──────── Supplied entries ────────

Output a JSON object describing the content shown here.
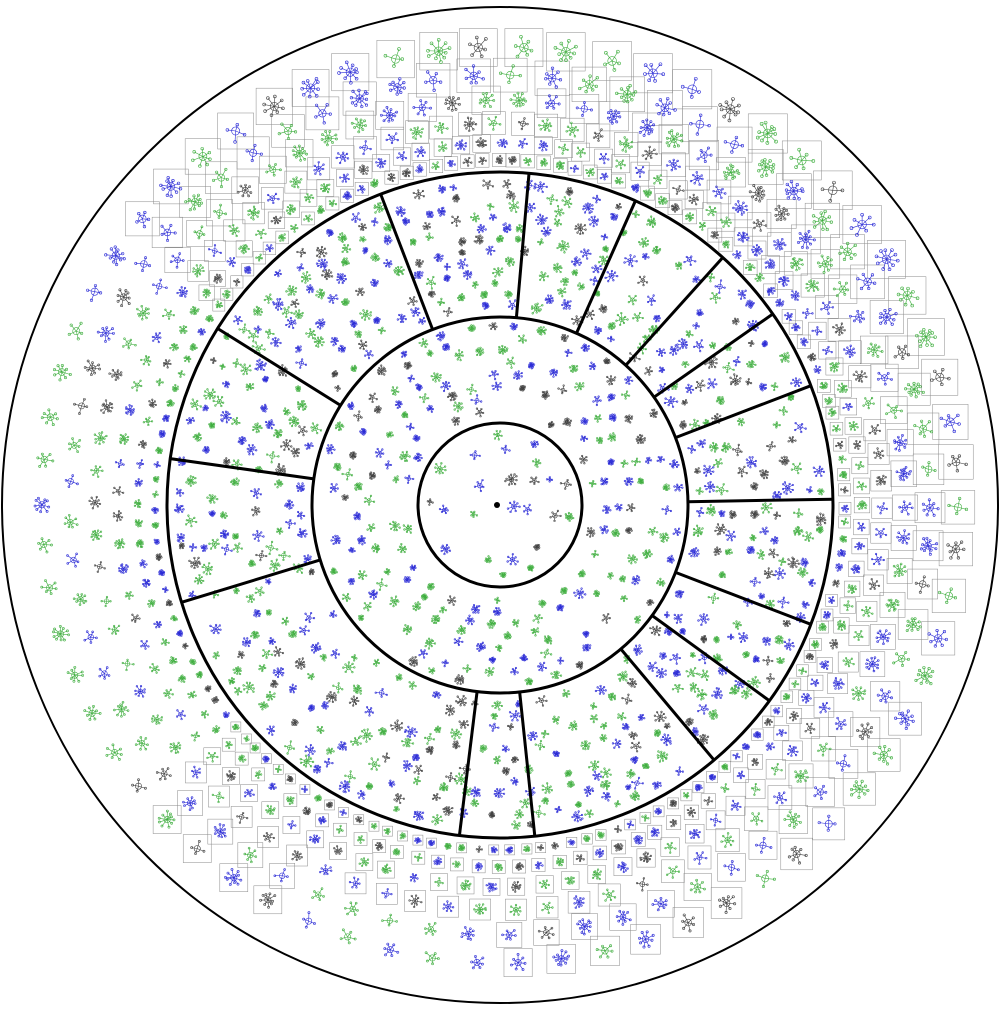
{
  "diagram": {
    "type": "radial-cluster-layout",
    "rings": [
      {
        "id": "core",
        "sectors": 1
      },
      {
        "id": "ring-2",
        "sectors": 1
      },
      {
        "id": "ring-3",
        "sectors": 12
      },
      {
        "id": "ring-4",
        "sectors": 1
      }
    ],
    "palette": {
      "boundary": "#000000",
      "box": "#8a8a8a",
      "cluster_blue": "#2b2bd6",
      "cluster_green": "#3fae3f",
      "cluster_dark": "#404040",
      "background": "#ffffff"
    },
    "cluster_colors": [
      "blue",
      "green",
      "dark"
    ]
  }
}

────────

» **Directions for this task**
Print the whole listing above once more, word for word, without its pictures.

» **Written response**
Output a JSON object describing the content shown here.
{
  "diagram": {
    "type": "radial-cluster-layout",
    "rings": [
      {
        "id": "core",
        "sectors": 1
      },
      {
        "id": "ring-2",
        "sectors": 1
      },
      {
        "id": "ring-3",
        "sectors": 12
      },
      {
        "id": "ring-4",
        "sectors": 1
      }
    ],
    "palette": {
      "boundary": "#000000",
      "box": "#8a8a8a",
      "cluster_blue": "#2b2bd6",
      "cluster_green": "#3fae3f",
      "cluster_dark": "#404040",
      "background": "#ffffff"
    },
    "cluster_colors": [
      "blue",
      "green",
      "dark"
    ]
  }
}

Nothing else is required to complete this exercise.